■ WHAT THIS TASK INVOLVES
Wherever the string "tych" shows up in a line, count that line. Give the total alone.

■ RECORDS FOR THIS EXERCISE
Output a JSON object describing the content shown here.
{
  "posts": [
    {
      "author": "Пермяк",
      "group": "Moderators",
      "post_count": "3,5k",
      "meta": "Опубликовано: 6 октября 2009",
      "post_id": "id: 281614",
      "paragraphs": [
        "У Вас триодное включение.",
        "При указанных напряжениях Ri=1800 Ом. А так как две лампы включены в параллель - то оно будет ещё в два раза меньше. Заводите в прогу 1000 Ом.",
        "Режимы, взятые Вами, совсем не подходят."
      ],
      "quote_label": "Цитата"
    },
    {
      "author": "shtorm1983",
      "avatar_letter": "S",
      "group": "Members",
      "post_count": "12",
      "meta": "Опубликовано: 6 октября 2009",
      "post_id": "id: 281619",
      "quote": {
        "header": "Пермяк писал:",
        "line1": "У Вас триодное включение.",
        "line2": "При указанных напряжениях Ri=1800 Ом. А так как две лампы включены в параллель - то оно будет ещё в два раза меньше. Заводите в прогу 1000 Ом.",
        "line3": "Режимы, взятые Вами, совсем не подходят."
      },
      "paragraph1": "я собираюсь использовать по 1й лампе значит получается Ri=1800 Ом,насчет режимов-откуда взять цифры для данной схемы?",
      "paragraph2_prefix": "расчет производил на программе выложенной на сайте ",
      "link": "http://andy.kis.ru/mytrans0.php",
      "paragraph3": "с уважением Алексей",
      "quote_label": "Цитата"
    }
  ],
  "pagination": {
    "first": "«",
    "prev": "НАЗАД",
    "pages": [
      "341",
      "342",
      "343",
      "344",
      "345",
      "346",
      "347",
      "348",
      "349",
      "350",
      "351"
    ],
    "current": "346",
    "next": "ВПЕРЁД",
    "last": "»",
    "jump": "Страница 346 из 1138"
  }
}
==
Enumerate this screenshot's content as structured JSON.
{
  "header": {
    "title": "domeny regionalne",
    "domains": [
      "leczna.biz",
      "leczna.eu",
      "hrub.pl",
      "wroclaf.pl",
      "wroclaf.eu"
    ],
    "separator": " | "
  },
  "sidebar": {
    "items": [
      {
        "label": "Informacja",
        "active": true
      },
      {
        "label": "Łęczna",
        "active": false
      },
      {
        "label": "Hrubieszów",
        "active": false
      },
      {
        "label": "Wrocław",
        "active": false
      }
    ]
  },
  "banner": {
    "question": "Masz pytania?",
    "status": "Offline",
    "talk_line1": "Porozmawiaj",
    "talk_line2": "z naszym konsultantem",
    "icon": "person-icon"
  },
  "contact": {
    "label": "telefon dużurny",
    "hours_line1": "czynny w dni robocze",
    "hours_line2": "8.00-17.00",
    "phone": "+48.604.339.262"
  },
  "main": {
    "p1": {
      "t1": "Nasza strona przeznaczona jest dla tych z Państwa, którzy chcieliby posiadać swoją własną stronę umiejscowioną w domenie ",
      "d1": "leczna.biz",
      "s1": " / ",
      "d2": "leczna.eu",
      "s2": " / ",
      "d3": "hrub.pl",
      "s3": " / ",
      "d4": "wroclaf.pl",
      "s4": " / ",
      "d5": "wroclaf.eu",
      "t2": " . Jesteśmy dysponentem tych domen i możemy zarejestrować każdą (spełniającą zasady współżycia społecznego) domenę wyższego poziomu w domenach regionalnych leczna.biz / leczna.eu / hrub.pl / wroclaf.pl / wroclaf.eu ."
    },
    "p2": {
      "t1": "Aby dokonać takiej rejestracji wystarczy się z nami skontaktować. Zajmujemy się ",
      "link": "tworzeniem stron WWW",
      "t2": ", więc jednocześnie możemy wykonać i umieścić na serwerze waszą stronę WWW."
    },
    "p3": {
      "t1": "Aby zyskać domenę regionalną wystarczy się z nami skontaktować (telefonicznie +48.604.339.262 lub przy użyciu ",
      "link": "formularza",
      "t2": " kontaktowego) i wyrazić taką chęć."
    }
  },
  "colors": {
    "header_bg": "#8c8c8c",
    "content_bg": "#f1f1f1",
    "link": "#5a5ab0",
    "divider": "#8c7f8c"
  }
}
==
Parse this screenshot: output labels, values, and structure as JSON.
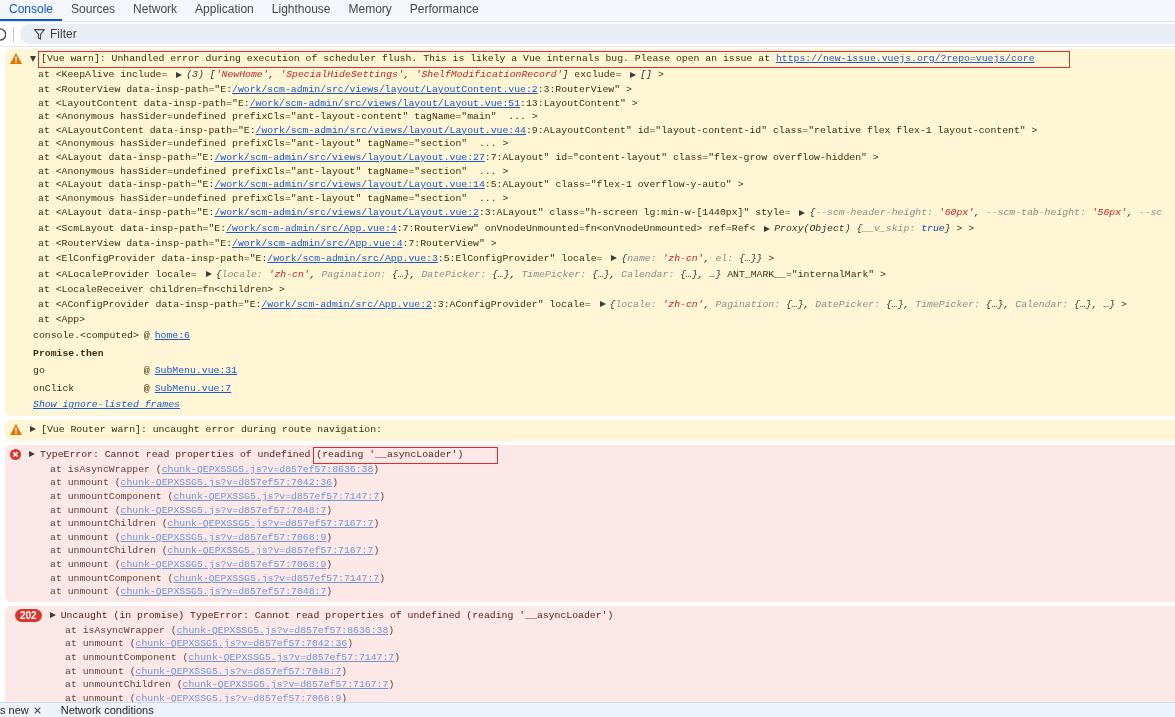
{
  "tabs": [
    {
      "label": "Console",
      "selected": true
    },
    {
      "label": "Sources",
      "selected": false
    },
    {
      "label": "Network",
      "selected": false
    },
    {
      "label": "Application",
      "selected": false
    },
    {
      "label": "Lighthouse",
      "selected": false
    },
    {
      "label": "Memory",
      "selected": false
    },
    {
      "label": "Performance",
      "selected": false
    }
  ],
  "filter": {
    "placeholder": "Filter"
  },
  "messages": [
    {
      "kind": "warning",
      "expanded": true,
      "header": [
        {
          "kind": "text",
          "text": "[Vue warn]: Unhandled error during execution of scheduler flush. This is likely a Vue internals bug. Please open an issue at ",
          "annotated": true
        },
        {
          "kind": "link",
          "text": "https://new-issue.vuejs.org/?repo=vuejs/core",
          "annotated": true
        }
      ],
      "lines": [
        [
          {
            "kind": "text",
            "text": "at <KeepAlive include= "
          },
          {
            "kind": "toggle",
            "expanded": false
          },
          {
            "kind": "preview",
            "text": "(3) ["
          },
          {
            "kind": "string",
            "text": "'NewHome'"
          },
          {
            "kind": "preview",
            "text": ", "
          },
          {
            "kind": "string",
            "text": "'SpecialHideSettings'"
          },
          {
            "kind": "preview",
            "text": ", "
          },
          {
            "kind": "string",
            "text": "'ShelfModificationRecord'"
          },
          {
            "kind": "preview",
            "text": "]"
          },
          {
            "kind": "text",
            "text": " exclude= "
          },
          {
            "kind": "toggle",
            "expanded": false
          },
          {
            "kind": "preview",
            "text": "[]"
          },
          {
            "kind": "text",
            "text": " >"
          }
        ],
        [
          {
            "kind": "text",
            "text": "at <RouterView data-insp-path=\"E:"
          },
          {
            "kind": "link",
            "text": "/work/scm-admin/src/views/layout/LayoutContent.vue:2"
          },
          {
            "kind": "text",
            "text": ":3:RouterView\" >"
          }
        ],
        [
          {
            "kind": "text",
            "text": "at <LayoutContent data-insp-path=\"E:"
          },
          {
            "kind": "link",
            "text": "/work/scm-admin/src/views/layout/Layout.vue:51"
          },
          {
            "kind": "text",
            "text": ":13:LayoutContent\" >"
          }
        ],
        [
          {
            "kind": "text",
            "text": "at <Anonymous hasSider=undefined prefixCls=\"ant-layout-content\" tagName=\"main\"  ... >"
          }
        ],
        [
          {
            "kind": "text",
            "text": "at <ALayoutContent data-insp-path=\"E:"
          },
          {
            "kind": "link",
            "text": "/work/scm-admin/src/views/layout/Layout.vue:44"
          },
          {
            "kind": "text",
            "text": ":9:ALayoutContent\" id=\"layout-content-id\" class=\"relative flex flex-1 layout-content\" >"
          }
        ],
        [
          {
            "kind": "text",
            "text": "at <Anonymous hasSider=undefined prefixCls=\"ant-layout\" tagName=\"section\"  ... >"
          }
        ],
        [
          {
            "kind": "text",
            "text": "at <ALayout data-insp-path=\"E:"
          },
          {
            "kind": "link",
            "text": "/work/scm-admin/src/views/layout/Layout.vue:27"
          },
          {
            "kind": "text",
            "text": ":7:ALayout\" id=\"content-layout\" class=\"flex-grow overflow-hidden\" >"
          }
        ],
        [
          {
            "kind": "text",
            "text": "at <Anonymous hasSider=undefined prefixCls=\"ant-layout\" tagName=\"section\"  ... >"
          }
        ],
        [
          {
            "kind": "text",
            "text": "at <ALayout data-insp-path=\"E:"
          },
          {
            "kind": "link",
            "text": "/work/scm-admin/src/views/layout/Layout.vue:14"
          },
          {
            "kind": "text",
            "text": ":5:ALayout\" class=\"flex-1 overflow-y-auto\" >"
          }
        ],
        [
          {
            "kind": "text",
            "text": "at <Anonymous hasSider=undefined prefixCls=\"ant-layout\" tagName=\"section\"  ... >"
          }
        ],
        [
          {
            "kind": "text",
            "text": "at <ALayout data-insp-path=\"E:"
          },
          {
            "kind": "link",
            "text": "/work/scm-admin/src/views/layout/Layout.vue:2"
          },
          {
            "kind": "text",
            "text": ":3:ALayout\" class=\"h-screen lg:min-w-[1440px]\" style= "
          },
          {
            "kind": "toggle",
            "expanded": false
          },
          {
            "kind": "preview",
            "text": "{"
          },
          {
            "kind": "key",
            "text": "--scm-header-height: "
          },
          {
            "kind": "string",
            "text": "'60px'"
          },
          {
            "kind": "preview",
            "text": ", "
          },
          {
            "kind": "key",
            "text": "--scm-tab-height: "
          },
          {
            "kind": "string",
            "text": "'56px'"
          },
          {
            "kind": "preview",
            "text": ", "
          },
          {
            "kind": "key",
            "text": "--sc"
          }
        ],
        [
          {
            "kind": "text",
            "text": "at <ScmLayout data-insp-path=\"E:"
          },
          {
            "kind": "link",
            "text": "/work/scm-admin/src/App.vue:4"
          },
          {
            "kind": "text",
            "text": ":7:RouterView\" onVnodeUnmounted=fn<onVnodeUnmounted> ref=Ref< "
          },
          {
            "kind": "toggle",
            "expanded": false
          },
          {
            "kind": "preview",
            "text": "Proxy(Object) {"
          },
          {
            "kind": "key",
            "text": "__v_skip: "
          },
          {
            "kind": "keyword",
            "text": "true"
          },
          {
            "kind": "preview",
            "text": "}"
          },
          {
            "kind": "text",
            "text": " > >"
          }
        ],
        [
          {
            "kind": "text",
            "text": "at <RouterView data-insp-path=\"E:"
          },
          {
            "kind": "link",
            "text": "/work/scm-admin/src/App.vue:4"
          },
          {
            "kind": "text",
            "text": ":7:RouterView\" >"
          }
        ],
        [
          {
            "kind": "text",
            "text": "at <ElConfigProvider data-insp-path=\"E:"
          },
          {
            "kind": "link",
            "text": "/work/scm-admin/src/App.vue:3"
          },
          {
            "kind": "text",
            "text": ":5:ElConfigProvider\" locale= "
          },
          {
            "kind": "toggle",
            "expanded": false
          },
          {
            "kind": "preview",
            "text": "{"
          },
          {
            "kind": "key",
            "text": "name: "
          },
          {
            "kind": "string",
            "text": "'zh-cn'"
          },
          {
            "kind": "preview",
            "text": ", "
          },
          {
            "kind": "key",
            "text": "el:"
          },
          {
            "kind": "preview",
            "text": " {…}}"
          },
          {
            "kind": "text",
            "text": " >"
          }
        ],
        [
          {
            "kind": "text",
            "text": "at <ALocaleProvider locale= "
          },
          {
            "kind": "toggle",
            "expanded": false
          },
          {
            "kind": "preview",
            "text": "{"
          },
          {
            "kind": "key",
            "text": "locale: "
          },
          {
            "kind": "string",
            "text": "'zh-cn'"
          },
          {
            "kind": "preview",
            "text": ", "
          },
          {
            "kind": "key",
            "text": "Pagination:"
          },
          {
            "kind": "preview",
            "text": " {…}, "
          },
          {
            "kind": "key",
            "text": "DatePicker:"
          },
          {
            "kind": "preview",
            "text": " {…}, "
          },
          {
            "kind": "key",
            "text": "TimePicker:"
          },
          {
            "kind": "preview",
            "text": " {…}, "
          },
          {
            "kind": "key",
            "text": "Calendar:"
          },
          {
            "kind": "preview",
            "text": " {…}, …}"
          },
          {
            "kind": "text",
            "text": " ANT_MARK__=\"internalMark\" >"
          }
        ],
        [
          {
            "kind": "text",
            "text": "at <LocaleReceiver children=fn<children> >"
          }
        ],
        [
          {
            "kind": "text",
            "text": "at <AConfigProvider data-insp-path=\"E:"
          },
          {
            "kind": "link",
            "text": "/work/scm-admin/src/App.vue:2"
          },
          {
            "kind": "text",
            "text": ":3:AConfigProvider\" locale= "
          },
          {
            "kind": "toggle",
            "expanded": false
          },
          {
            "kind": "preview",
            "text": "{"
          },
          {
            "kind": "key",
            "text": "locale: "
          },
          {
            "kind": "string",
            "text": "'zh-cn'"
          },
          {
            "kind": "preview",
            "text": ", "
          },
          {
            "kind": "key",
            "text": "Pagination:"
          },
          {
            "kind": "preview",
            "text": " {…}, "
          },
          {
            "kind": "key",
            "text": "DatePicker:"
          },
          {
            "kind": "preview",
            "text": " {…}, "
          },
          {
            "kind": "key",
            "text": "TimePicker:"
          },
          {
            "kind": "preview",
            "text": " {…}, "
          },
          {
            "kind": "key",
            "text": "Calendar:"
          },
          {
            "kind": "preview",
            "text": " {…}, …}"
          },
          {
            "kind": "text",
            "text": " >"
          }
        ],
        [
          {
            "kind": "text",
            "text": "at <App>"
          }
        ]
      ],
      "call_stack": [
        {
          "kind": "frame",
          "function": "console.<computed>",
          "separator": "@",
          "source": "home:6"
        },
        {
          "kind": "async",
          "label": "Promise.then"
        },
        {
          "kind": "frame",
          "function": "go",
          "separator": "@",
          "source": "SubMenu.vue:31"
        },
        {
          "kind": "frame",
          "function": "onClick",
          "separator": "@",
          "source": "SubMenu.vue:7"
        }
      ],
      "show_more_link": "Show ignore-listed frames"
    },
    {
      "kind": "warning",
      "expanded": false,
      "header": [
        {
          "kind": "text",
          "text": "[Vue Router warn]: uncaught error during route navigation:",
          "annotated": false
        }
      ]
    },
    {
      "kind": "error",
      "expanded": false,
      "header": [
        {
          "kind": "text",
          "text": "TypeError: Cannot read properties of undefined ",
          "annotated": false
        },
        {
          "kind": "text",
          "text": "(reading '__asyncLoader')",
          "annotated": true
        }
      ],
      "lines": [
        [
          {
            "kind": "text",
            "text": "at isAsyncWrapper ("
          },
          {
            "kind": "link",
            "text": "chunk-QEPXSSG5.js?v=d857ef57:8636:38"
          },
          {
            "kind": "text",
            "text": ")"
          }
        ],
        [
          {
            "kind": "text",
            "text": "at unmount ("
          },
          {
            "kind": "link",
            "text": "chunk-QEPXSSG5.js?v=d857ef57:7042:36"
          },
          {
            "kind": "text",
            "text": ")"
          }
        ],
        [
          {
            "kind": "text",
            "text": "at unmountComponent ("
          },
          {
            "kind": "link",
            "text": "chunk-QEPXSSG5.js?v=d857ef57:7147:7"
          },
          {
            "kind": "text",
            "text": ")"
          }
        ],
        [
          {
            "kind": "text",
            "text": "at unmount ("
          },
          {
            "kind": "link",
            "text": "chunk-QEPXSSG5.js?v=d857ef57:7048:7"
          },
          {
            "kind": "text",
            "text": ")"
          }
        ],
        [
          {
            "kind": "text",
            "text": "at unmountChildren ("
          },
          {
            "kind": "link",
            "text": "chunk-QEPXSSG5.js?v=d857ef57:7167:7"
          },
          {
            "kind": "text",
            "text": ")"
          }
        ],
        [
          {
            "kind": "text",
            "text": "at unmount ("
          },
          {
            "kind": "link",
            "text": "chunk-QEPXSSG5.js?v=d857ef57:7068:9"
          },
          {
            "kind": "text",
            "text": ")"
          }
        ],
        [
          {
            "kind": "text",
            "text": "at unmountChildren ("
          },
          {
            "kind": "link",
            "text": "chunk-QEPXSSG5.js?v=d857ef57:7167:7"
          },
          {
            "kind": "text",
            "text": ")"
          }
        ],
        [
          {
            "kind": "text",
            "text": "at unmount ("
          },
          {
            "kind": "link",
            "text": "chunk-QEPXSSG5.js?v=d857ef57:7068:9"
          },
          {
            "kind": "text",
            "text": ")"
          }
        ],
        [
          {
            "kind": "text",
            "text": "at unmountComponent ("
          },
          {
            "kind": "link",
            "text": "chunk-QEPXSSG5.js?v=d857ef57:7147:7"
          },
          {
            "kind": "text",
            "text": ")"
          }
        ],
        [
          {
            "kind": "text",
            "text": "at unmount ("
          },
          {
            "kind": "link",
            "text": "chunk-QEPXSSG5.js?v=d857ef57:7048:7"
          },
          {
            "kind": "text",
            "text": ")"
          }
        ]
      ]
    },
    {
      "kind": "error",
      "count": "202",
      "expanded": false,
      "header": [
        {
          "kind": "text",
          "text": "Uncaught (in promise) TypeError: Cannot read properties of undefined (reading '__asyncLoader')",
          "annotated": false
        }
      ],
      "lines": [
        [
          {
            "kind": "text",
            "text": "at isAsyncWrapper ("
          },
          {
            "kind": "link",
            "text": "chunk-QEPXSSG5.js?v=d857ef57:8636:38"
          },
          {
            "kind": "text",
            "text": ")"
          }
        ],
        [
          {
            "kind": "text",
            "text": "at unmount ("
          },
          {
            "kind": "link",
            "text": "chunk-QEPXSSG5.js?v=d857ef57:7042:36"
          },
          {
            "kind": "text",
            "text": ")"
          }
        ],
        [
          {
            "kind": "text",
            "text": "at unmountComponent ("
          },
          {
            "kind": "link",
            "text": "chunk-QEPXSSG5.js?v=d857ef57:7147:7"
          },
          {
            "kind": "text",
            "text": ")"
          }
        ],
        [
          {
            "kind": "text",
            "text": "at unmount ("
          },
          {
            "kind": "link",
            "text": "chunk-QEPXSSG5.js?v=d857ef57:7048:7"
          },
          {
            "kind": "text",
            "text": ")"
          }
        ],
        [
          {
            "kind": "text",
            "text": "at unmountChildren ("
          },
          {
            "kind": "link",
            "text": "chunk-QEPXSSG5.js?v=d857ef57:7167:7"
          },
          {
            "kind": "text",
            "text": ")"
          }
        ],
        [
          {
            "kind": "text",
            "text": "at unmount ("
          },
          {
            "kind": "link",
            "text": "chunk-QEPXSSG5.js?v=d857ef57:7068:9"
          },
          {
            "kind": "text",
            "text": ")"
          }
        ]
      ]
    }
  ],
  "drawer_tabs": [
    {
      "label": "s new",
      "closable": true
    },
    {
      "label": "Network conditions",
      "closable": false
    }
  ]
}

■ IN RESPONSE
2